→ **WRITTEN EXERCISE**: List every line below containing "their".

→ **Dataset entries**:
* begin *
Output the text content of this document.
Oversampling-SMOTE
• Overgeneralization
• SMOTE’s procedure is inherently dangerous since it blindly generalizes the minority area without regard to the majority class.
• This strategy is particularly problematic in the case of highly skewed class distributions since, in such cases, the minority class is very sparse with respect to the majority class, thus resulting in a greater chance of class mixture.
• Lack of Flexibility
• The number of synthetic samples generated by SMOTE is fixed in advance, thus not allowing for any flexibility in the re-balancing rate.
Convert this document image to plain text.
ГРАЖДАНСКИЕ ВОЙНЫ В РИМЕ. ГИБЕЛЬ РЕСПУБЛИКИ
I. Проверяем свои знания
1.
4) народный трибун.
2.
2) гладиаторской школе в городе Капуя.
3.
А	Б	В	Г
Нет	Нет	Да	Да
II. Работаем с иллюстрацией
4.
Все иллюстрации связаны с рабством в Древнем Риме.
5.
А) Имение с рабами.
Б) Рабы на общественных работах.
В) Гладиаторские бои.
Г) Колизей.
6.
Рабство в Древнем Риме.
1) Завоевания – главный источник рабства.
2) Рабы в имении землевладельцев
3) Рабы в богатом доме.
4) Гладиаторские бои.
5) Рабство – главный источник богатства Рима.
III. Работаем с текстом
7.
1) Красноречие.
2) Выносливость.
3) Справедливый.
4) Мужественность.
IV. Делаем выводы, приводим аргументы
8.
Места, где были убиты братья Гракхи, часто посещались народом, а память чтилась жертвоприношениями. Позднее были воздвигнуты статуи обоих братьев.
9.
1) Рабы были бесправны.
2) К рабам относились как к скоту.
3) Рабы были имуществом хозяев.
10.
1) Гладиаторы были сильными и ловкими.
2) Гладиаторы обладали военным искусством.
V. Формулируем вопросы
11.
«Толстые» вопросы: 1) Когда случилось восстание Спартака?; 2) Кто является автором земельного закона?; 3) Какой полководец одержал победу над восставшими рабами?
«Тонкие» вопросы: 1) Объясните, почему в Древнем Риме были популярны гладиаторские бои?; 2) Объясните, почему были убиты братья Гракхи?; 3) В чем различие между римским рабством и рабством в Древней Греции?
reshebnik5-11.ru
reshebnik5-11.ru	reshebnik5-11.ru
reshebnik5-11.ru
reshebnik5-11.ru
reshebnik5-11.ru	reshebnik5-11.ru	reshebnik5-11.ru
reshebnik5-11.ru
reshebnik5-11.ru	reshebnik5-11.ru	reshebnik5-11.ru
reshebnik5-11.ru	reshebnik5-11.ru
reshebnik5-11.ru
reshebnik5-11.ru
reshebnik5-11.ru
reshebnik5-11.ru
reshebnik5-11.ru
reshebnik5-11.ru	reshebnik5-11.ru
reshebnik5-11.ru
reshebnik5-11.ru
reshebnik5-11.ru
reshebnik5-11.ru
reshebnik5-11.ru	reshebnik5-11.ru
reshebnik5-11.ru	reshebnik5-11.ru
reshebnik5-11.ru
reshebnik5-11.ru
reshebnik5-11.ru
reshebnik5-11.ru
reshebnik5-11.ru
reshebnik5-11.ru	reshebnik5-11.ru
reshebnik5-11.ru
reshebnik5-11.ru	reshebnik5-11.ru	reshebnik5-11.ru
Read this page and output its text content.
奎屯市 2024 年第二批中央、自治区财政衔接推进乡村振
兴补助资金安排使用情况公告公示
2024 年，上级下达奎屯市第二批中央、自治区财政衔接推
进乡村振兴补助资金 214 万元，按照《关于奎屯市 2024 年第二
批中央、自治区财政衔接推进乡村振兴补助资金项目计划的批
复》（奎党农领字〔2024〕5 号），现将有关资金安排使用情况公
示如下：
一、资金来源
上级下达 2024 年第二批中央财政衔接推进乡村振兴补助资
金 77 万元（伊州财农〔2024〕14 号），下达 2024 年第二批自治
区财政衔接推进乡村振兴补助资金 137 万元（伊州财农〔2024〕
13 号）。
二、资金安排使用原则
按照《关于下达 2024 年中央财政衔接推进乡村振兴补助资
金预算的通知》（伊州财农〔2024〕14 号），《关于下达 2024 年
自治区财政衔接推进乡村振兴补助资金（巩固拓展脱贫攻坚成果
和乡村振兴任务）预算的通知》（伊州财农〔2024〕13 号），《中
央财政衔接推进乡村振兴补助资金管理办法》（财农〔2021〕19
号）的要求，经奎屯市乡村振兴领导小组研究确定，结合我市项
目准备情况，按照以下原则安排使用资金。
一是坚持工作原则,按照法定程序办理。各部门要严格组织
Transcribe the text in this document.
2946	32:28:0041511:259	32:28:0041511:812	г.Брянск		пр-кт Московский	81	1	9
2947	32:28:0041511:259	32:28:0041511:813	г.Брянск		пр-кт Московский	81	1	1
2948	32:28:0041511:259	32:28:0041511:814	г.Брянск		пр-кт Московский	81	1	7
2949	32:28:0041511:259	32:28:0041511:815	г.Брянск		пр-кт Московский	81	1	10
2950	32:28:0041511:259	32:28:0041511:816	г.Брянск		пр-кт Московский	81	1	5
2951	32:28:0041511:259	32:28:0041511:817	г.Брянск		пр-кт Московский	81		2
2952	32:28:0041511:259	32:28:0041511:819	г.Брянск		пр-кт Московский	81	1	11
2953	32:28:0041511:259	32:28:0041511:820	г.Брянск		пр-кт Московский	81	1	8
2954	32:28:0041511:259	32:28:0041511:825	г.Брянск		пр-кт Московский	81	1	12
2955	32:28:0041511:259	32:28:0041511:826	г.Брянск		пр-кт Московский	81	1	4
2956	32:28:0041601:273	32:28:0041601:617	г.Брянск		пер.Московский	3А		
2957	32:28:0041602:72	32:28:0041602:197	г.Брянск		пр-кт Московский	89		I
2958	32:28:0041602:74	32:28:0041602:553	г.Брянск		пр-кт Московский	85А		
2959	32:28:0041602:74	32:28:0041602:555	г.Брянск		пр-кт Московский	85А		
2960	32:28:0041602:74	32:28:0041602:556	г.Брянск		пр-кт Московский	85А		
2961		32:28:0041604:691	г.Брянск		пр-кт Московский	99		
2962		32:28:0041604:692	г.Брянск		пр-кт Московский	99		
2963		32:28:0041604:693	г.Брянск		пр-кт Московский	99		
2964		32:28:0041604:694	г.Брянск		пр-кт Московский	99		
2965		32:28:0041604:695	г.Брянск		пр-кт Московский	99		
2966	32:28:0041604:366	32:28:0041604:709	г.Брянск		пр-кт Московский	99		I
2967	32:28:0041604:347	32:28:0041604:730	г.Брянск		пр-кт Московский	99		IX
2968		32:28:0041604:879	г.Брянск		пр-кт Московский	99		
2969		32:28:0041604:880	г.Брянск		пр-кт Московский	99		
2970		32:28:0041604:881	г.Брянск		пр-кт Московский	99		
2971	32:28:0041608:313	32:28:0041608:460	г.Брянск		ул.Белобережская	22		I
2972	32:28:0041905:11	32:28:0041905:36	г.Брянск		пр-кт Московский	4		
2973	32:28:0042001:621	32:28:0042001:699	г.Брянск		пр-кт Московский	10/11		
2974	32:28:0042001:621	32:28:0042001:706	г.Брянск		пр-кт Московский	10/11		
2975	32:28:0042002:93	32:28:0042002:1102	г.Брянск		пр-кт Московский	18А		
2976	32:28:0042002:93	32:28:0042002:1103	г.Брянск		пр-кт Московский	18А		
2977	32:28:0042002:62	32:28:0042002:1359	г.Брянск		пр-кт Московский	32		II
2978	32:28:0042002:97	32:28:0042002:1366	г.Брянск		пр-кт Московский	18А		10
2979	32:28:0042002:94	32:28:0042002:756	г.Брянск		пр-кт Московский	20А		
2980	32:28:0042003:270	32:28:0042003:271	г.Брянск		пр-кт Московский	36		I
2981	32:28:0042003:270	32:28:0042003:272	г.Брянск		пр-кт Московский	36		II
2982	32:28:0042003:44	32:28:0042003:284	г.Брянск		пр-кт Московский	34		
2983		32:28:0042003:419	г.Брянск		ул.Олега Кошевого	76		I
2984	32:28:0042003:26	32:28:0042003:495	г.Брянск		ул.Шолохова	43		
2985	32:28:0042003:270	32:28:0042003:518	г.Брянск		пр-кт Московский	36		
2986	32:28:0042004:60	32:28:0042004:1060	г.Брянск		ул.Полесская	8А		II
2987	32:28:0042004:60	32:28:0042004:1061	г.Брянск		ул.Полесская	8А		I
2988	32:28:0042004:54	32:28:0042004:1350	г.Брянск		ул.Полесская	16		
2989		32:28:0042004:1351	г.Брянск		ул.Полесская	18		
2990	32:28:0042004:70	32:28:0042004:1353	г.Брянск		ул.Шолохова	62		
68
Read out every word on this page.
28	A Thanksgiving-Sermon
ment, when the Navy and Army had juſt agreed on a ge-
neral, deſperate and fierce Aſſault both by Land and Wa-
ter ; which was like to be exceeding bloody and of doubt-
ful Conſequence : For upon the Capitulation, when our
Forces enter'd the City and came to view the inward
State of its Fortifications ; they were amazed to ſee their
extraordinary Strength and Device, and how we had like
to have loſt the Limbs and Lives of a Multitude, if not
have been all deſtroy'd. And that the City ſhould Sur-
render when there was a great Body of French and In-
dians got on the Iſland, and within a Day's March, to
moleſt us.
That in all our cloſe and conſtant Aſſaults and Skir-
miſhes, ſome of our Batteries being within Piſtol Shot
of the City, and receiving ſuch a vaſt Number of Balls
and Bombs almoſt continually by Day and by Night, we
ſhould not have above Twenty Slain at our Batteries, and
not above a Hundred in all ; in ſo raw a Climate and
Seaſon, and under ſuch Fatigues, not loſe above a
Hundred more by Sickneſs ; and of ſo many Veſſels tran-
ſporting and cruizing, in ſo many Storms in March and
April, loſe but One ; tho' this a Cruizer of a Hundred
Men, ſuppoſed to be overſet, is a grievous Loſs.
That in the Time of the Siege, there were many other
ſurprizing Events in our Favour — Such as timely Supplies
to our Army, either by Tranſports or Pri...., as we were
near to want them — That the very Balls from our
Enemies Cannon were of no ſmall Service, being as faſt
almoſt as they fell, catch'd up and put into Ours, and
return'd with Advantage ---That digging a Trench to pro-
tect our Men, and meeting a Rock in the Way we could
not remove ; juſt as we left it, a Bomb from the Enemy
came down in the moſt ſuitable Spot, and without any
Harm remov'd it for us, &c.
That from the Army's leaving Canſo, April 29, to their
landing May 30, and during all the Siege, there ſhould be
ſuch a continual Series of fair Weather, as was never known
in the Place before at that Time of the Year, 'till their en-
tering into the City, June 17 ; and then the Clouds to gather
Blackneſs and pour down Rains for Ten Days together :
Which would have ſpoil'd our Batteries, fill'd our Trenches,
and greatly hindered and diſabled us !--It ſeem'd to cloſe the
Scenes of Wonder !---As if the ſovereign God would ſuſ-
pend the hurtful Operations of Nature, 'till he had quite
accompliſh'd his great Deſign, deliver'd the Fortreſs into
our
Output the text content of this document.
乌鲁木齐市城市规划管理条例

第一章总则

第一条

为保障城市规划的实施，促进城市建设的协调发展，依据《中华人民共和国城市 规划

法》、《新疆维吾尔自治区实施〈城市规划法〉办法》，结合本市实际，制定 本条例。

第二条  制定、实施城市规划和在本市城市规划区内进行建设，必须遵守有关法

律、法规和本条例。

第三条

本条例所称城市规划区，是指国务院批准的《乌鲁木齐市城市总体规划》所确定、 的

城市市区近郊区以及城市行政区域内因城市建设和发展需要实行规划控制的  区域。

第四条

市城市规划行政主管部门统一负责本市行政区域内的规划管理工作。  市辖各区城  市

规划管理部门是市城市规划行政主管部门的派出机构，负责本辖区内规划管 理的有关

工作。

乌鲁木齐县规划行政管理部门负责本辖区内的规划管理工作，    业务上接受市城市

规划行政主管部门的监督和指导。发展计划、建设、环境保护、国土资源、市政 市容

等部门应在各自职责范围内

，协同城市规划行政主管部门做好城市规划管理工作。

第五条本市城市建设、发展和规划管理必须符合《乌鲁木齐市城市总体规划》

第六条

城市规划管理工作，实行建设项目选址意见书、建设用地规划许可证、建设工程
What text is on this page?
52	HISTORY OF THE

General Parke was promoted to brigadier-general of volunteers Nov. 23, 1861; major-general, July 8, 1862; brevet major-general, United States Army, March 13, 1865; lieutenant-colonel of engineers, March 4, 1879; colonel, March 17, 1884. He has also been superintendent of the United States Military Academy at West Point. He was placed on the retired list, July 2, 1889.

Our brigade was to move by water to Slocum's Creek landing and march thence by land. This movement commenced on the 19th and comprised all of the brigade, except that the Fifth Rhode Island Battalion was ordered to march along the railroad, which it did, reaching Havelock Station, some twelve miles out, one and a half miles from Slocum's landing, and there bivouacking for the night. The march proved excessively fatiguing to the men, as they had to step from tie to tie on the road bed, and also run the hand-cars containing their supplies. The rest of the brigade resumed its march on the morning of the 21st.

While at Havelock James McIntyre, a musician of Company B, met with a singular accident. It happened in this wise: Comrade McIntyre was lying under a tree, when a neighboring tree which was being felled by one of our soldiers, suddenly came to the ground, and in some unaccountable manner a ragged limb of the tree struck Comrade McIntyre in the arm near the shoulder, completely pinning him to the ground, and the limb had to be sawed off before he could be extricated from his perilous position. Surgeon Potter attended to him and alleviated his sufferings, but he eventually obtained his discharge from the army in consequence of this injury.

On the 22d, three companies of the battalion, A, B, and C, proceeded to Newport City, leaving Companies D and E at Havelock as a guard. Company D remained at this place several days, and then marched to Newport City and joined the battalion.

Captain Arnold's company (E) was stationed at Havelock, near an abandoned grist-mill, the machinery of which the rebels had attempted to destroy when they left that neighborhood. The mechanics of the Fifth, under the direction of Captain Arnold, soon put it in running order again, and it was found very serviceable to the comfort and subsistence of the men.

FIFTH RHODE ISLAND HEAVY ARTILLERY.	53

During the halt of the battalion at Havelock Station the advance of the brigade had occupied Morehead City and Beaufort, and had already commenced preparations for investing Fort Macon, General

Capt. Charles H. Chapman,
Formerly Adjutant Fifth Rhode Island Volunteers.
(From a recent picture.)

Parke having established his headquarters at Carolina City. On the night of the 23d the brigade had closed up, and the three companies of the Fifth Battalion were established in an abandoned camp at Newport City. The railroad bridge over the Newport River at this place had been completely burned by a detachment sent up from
* end *
→ **WRITTEN RESPONSE**:
State of its Fortifications ; they were amazed to ſee their
That from the Army's leaving Canſo, April 29, to their
in the Place before at that Time of the Year, 'till their en-
Our brigade was to move by water to Slocum's Creek landing and march thence by land. This movement commenced on the 19th and comprised all of the brigade, except that the Fifth Rhode Island Battalion was ordered to march along the railroad, which it did, reaching Havelock Station, some twelve miles out, one and a half miles from Slocum's landing, and there bivouacking for the night. The march proved excessively fatiguing to the men, as they had to step from tie to tie on the road bed, and also run the hand-cars containing their supplies. The rest of the brigade resumed its march on the morning of the 21st.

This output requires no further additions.